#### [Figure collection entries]
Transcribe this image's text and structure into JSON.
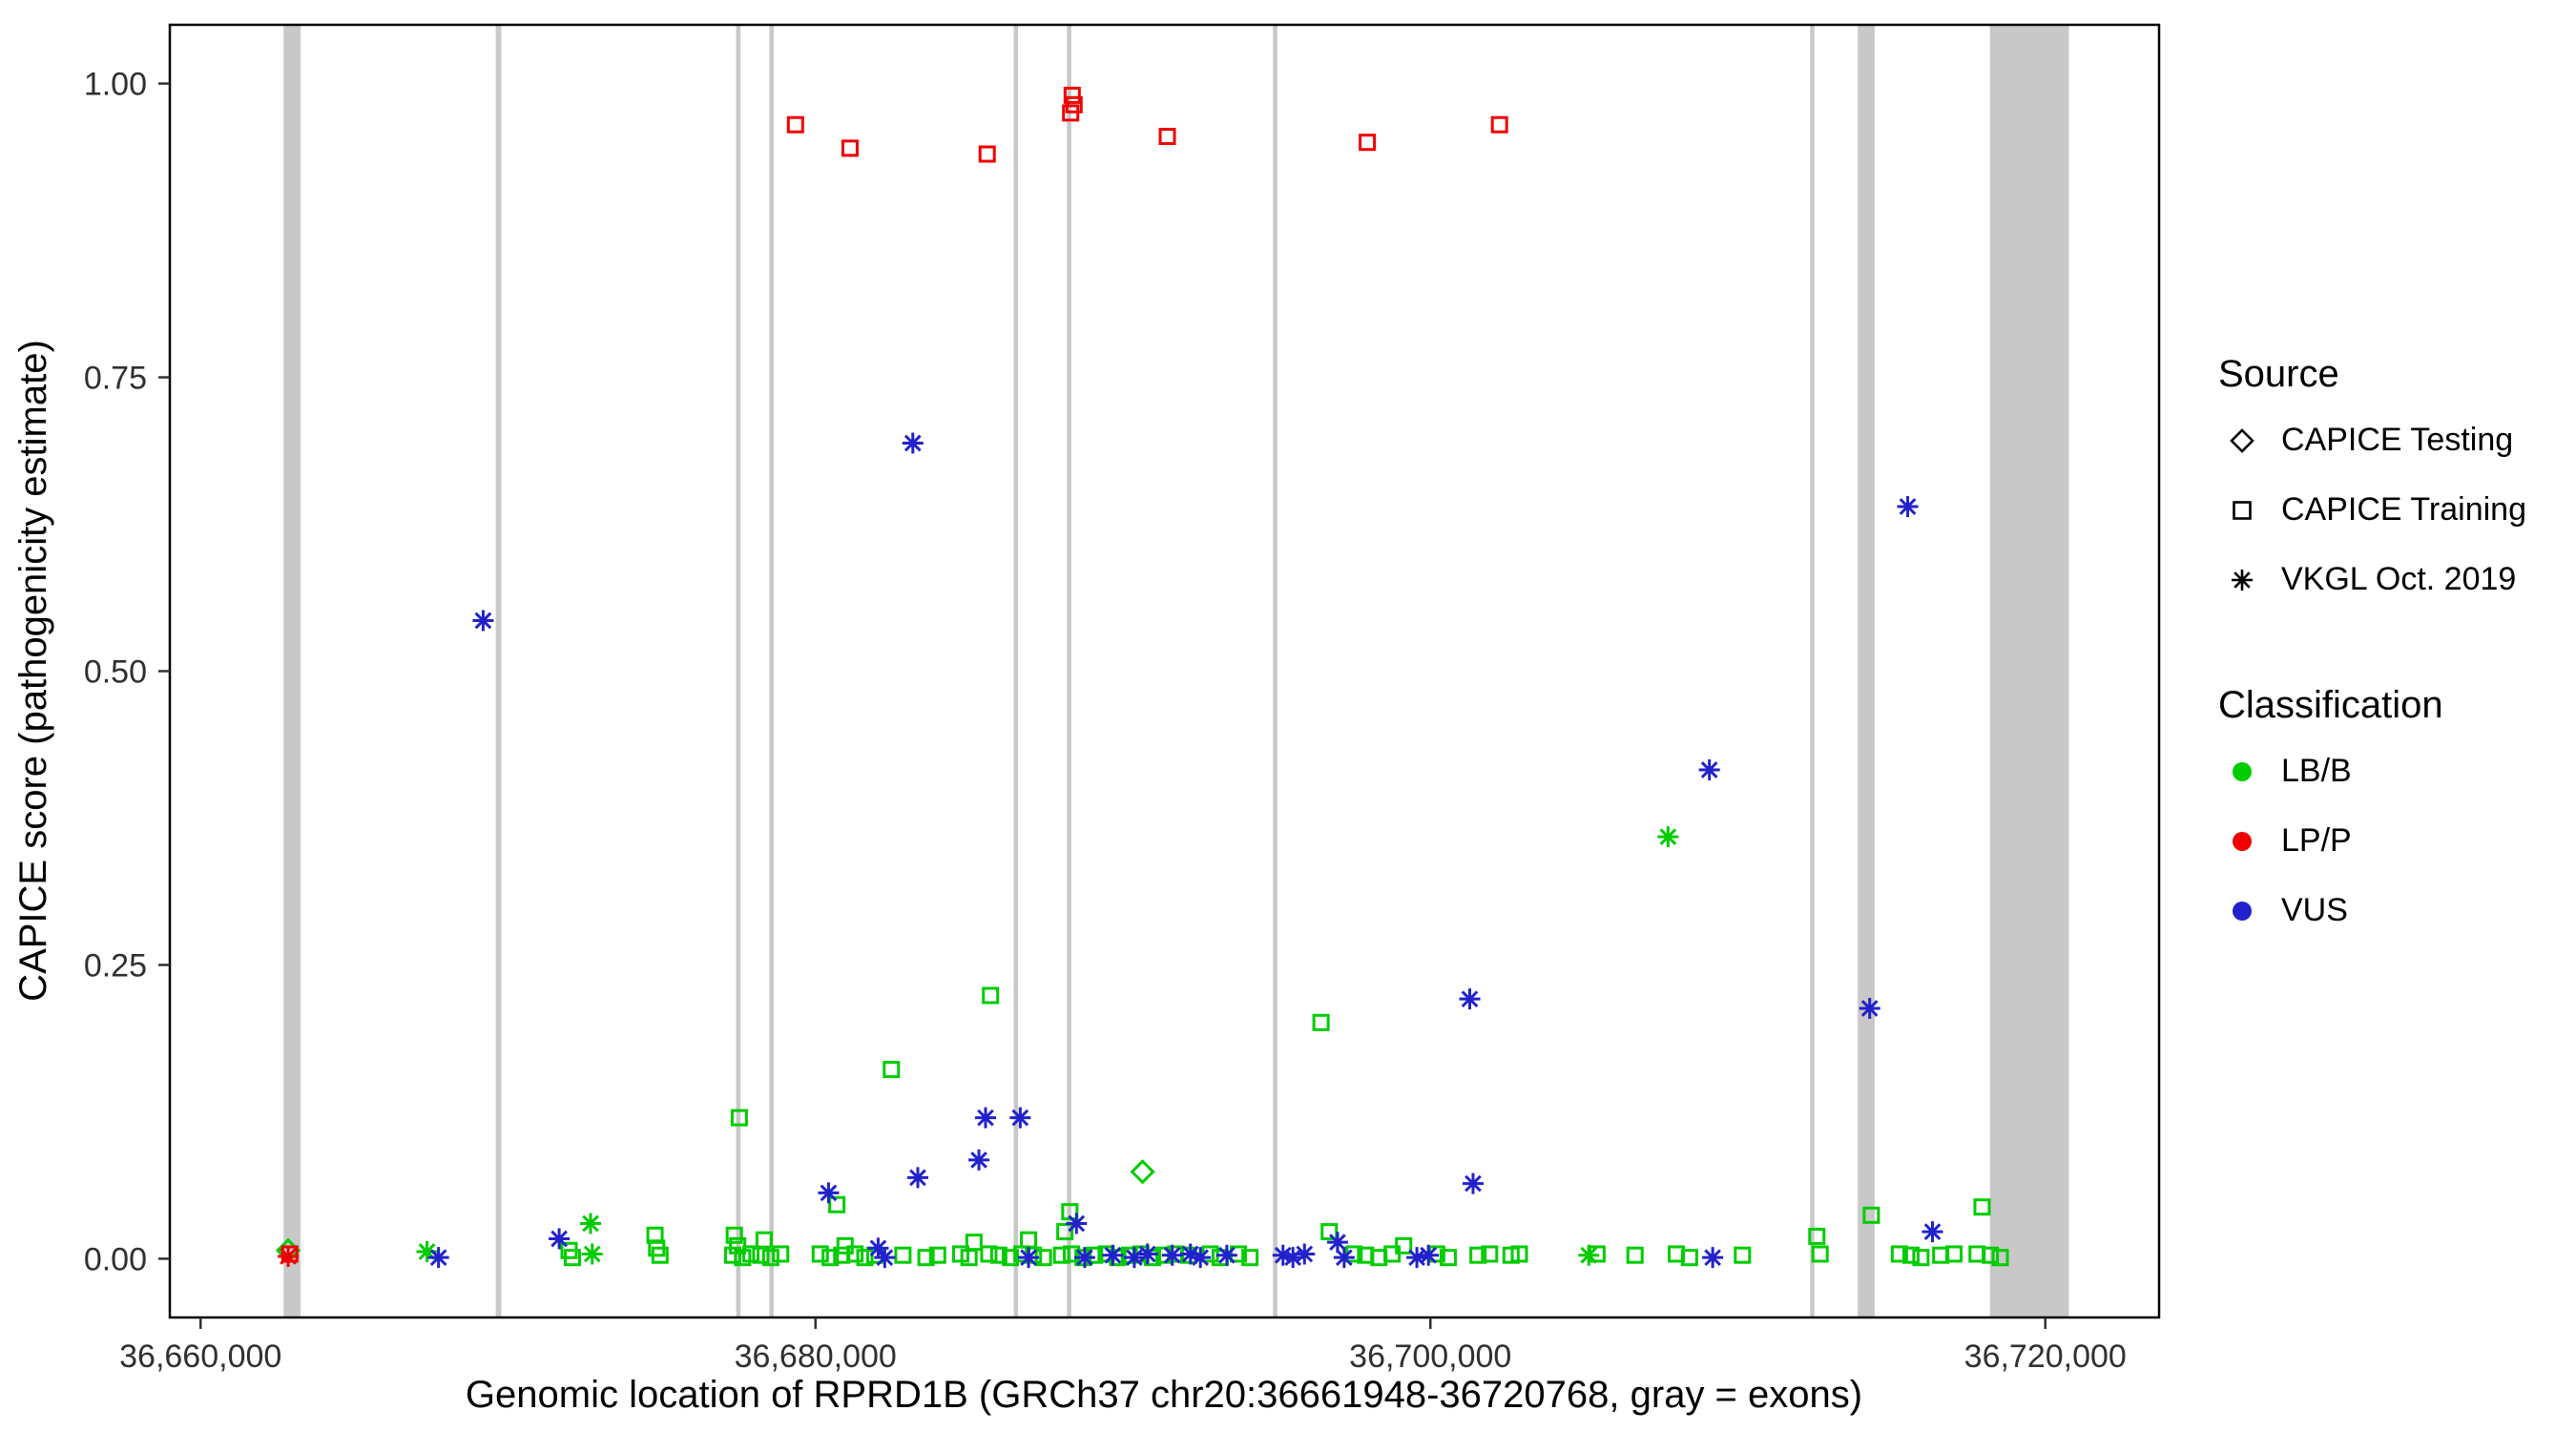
{
  "chart_data": {
    "type": "scatter",
    "title": "",
    "xlabel": "Genomic location of RPRD1B (GRCh37 chr20:36661948-36720768, gray = exons)",
    "ylabel": "CAPICE score (pathogenicity estimate)",
    "xlim": [
      36659000,
      36723700
    ],
    "ylim": [
      -0.05,
      1.05
    ],
    "grid": false,
    "xticks": [
      {
        "value": 36660000,
        "label": "36,660,000"
      },
      {
        "value": 36680000,
        "label": "36,680,000"
      },
      {
        "value": 36700000,
        "label": "36,700,000"
      },
      {
        "value": 36720000,
        "label": "36,720,000"
      }
    ],
    "yticks": [
      {
        "value": 0.0,
        "label": "0.00"
      },
      {
        "value": 0.25,
        "label": "0.25"
      },
      {
        "value": 0.5,
        "label": "0.50"
      },
      {
        "value": 0.75,
        "label": "0.75"
      },
      {
        "value": 1.0,
        "label": "1.00"
      }
    ],
    "exon_color": "#c8c8c8",
    "exons": [
      [
        36662700,
        36663250
      ],
      [
        36669600,
        36669780
      ],
      [
        36677420,
        36677560
      ],
      [
        36678500,
        36678640
      ],
      [
        36686450,
        36686590
      ],
      [
        36688180,
        36688320
      ],
      [
        36694880,
        36695020
      ],
      [
        36712350,
        36712490
      ],
      [
        36713900,
        36714450
      ],
      [
        36718200,
        36720768
      ]
    ],
    "series": [
      {
        "name": "CAPICE Testing - LB/B",
        "source": "CAPICE Testing",
        "classification": "LB/B",
        "shape": "diamond",
        "color": "#00cc00",
        "points": [
          [
            36662849,
            0.007
          ],
          [
            36690638,
            0.074
          ]
        ]
      },
      {
        "name": "CAPICE Training - LB/B",
        "source": "CAPICE Training",
        "classification": "LB/B",
        "shape": "square",
        "color": "#00cc00",
        "points": [
          [
            36671986,
            0.007
          ],
          [
            36672094,
            0.001
          ],
          [
            36674781,
            0.02
          ],
          [
            36674835,
            0.009
          ],
          [
            36674943,
            0.003
          ],
          [
            36677308,
            0.003
          ],
          [
            36677361,
            0.02
          ],
          [
            36677469,
            0.011
          ],
          [
            36677523,
            0.12
          ],
          [
            36677630,
            0.001
          ],
          [
            36677899,
            0.004
          ],
          [
            36678221,
            0.003
          ],
          [
            36678329,
            0.016
          ],
          [
            36678544,
            0.001
          ],
          [
            36678866,
            0.004
          ],
          [
            36680156,
            0.004
          ],
          [
            36680479,
            0.001
          ],
          [
            36680694,
            0.046
          ],
          [
            36680855,
            0.003
          ],
          [
            36680963,
            0.011
          ],
          [
            36681285,
            0.004
          ],
          [
            36681608,
            0.001
          ],
          [
            36681930,
            0.003
          ],
          [
            36682468,
            0.161
          ],
          [
            36682844,
            0.003
          ],
          [
            36683596,
            0.001
          ],
          [
            36683973,
            0.003
          ],
          [
            36684725,
            0.004
          ],
          [
            36684994,
            0.001
          ],
          [
            36685155,
            0.014
          ],
          [
            36685639,
            0.004
          ],
          [
            36685693,
            0.224
          ],
          [
            36685961,
            0.003
          ],
          [
            36686338,
            0.001
          ],
          [
            36686714,
            0.004
          ],
          [
            36686929,
            0.016
          ],
          [
            36687090,
            0.003
          ],
          [
            36687413,
            0.001
          ],
          [
            36688004,
            0.003
          ],
          [
            36688111,
            0.023
          ],
          [
            36688273,
            0.04
          ],
          [
            36688326,
            0.004
          ],
          [
            36688703,
            0.001
          ],
          [
            36689079,
            0.003
          ],
          [
            36689455,
            0.004
          ],
          [
            36689831,
            0.001
          ],
          [
            36690208,
            0.003
          ],
          [
            36690584,
            0.004
          ],
          [
            36690960,
            0.001
          ],
          [
            36691336,
            0.003
          ],
          [
            36691713,
            0.004
          ],
          [
            36692143,
            0.003
          ],
          [
            36692841,
            0.004
          ],
          [
            36693164,
            0.001
          ],
          [
            36693755,
            0.004
          ],
          [
            36694131,
            0.001
          ],
          [
            36696443,
            0.201
          ],
          [
            36696711,
            0.023
          ],
          [
            36697518,
            0.004
          ],
          [
            36697894,
            0.003
          ],
          [
            36698324,
            0.001
          ],
          [
            36698754,
            0.004
          ],
          [
            36699130,
            0.011
          ],
          [
            36700205,
            0.004
          ],
          [
            36700581,
            0.001
          ],
          [
            36701549,
            0.003
          ],
          [
            36701925,
            0.004
          ],
          [
            36702624,
            0.003
          ],
          [
            36702893,
            0.004
          ],
          [
            36705419,
            0.004
          ],
          [
            36706655,
            0.003
          ],
          [
            36707999,
            0.004
          ],
          [
            36708429,
            0.001
          ],
          [
            36710149,
            0.003
          ],
          [
            36712568,
            0.019
          ],
          [
            36712675,
            0.004
          ],
          [
            36714341,
            0.037
          ],
          [
            36715255,
            0.004
          ],
          [
            36715631,
            0.003
          ],
          [
            36715954,
            0.001
          ],
          [
            36716599,
            0.003
          ],
          [
            36717029,
            0.004
          ],
          [
            36717781,
            0.004
          ],
          [
            36717943,
            0.044
          ],
          [
            36718211,
            0.003
          ],
          [
            36718534,
            0.001
          ]
        ]
      },
      {
        "name": "CAPICE Training - LP/P",
        "source": "CAPICE Training",
        "classification": "LP/P",
        "shape": "square",
        "color": "#ee0000",
        "points": [
          [
            36662903,
            0.004
          ],
          [
            36679350,
            0.965
          ],
          [
            36681124,
            0.945
          ],
          [
            36685585,
            0.94
          ],
          [
            36688300,
            0.975
          ],
          [
            36688350,
            0.99
          ],
          [
            36688410,
            0.982
          ],
          [
            36691444,
            0.955
          ],
          [
            36697948,
            0.95
          ],
          [
            36702248,
            0.965
          ]
        ]
      },
      {
        "name": "VKGL Oct. 2019 - LB/B",
        "source": "VKGL Oct. 2019",
        "classification": "LB/B",
        "shape": "asterisk",
        "color": "#00cc00",
        "points": [
          [
            36667364,
            0.006
          ],
          [
            36672685,
            0.03
          ],
          [
            36672739,
            0.004
          ],
          [
            36705150,
            0.003
          ],
          [
            36707730,
            0.359
          ]
        ]
      },
      {
        "name": "VKGL Oct. 2019 - LP/P",
        "source": "VKGL Oct. 2019",
        "classification": "LP/P",
        "shape": "asterisk",
        "color": "#ee0000",
        "points": [
          [
            36662849,
            0.002
          ]
        ]
      },
      {
        "name": "VKGL Oct. 2019 - VUS",
        "source": "VKGL Oct. 2019",
        "classification": "VUS",
        "shape": "asterisk",
        "color": "#2222cc",
        "points": [
          [
            36667740,
            0.001
          ],
          [
            36669191,
            0.543
          ],
          [
            36671664,
            0.017
          ],
          [
            36680425,
            0.056
          ],
          [
            36682038,
            0.009
          ],
          [
            36682253,
            0.001
          ],
          [
            36683166,
            0.694
          ],
          [
            36683328,
            0.069
          ],
          [
            36685316,
            0.084
          ],
          [
            36685531,
            0.12
          ],
          [
            36686660,
            0.12
          ],
          [
            36686930,
            0.001
          ],
          [
            36688488,
            0.03
          ],
          [
            36688756,
            0.001
          ],
          [
            36689670,
            0.003
          ],
          [
            36690369,
            0.001
          ],
          [
            36690799,
            0.004
          ],
          [
            36691605,
            0.003
          ],
          [
            36692196,
            0.004
          ],
          [
            36692519,
            0.001
          ],
          [
            36693379,
            0.003
          ],
          [
            36695206,
            0.003
          ],
          [
            36695529,
            0.001
          ],
          [
            36695905,
            0.004
          ],
          [
            36696980,
            0.014
          ],
          [
            36697195,
            0.001
          ],
          [
            36699560,
            0.001
          ],
          [
            36699936,
            0.003
          ],
          [
            36701280,
            0.221
          ],
          [
            36701388,
            0.064
          ],
          [
            36709074,
            0.416
          ],
          [
            36709181,
            0.001
          ],
          [
            36714288,
            0.213
          ],
          [
            36715524,
            0.64
          ],
          [
            36716330,
            0.023
          ]
        ]
      }
    ]
  },
  "legend": {
    "source": {
      "title": "Source",
      "items": [
        {
          "label": "CAPICE Testing",
          "shape": "diamond"
        },
        {
          "label": "CAPICE Training",
          "shape": "square"
        },
        {
          "label": "VKGL Oct. 2019",
          "shape": "asterisk"
        }
      ]
    },
    "classification": {
      "title": "Classification",
      "items": [
        {
          "label": "LB/B",
          "color": "#00cc00"
        },
        {
          "label": "LP/P",
          "color": "#ee0000"
        },
        {
          "label": "VUS",
          "color": "#2222cc"
        }
      ]
    }
  }
}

#### [TASK TO COMPLETE]
Determine the number of lines in the data that include the string "VKGL". Only that number belongs in the answer.

#### [SOLUTION TO THIS TASK]
7